Collection entries
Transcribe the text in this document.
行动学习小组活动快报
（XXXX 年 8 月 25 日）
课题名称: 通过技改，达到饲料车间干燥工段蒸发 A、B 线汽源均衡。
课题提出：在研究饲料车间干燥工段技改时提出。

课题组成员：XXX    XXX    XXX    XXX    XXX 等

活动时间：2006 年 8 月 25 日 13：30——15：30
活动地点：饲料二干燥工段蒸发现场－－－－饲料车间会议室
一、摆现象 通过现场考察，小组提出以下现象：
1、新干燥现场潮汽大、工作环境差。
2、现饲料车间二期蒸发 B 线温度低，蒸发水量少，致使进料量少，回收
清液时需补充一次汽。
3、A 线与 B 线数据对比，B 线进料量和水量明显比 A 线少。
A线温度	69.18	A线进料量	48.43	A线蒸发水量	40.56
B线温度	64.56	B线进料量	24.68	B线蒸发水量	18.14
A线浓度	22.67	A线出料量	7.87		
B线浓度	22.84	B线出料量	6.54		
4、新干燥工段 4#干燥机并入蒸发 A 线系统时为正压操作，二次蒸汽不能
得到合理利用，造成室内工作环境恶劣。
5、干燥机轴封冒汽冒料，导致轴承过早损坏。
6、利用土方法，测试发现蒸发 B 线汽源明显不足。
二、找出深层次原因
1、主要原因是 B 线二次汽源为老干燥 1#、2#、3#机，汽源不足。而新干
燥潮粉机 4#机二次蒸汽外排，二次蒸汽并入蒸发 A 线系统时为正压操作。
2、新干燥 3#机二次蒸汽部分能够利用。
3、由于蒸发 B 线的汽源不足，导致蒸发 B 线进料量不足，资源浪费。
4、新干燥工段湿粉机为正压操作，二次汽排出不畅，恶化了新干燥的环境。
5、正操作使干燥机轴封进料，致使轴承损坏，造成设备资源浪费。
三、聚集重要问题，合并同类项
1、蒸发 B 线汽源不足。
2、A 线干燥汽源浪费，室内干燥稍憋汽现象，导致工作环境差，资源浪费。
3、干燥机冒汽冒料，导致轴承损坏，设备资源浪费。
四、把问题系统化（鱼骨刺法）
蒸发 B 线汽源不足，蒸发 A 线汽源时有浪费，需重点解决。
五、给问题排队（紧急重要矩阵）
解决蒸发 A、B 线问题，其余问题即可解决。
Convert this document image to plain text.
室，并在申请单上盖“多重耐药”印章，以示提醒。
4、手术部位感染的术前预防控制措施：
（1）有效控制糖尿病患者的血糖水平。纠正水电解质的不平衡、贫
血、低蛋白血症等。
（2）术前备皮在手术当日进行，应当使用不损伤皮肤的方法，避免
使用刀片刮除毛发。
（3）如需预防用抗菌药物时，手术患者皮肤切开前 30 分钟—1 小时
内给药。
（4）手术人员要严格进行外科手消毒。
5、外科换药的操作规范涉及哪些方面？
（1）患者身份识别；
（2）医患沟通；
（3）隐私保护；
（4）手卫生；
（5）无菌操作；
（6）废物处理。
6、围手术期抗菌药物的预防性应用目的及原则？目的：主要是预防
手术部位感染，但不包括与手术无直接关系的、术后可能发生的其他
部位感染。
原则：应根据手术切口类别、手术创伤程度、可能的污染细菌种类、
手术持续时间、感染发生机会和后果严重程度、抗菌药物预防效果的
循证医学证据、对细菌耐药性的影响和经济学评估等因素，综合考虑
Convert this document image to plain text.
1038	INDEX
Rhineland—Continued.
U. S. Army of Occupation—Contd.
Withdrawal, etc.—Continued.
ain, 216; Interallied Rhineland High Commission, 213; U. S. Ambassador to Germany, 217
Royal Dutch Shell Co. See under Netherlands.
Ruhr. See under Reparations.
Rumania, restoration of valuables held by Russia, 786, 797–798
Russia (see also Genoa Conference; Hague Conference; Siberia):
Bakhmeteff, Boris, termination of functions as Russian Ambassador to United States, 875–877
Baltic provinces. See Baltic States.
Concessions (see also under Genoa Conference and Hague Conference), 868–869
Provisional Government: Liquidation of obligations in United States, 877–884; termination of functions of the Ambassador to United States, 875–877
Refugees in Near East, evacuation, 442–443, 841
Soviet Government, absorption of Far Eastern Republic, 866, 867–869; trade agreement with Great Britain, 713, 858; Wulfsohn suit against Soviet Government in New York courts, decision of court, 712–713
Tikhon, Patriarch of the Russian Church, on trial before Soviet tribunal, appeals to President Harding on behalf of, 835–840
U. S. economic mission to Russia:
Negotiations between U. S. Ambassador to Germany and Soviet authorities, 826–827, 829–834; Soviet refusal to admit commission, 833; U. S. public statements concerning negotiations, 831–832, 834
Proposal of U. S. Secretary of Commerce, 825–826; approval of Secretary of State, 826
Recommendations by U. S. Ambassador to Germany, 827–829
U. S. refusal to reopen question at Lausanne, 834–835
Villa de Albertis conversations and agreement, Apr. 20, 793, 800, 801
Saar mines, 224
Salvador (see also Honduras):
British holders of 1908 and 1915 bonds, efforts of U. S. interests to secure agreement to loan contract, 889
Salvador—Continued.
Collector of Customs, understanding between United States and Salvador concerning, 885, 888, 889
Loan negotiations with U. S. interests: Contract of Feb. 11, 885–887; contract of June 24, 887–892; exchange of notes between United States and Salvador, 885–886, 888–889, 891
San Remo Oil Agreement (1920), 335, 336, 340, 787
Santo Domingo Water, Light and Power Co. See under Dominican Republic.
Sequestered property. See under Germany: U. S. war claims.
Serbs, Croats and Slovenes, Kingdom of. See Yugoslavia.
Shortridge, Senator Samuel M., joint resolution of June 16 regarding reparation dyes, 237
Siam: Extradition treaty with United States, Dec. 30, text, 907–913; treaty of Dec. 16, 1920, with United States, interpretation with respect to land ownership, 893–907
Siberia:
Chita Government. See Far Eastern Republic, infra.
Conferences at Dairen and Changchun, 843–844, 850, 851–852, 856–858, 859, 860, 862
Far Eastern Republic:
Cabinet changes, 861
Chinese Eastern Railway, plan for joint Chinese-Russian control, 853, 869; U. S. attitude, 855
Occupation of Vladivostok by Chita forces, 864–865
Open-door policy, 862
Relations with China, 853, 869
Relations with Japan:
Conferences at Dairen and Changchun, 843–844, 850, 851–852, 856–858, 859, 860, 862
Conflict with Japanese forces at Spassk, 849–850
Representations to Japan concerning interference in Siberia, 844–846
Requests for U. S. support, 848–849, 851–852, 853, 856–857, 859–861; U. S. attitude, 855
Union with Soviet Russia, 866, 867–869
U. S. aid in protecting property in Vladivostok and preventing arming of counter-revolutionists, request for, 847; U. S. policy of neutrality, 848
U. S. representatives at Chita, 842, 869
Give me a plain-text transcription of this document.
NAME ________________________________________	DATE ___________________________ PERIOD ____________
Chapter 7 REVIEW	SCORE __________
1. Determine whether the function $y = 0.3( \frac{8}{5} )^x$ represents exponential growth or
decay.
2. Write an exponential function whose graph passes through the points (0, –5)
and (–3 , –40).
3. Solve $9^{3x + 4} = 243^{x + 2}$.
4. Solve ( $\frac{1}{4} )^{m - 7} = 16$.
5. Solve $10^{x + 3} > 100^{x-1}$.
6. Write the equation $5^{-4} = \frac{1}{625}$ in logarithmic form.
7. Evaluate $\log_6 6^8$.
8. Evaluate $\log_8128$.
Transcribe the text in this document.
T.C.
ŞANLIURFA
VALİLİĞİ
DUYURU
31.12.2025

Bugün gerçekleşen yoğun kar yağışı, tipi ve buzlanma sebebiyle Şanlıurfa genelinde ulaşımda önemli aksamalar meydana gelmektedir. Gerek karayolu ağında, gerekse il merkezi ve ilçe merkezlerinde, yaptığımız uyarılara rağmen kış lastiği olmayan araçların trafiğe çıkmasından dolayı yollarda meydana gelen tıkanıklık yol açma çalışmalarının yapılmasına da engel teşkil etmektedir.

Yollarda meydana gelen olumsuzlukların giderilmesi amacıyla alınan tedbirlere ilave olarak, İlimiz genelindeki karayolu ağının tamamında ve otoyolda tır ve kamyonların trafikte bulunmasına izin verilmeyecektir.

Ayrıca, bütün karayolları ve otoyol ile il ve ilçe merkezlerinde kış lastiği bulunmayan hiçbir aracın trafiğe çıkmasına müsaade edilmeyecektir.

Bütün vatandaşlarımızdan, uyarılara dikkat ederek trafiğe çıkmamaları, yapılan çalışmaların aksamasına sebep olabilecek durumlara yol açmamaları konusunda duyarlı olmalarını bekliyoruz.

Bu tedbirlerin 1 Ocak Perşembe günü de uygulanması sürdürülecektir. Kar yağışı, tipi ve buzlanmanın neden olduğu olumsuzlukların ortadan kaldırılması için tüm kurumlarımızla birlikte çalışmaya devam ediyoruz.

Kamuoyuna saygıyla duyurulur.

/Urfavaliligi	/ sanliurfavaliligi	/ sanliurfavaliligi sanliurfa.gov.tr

◆ Stated problem: Copy every line from the entries that contains the word "June".

◆ Answer for this exercise:
Loan negotiations with U. S. interests: Contract of Feb. 11, 885–887; contract of June 24, 887–892; exchange of notes between United States and Salvador, 885–886, 888–889, 891
Shortridge, Senator Samuel M., joint resolution of June 16 regarding reparation dyes, 237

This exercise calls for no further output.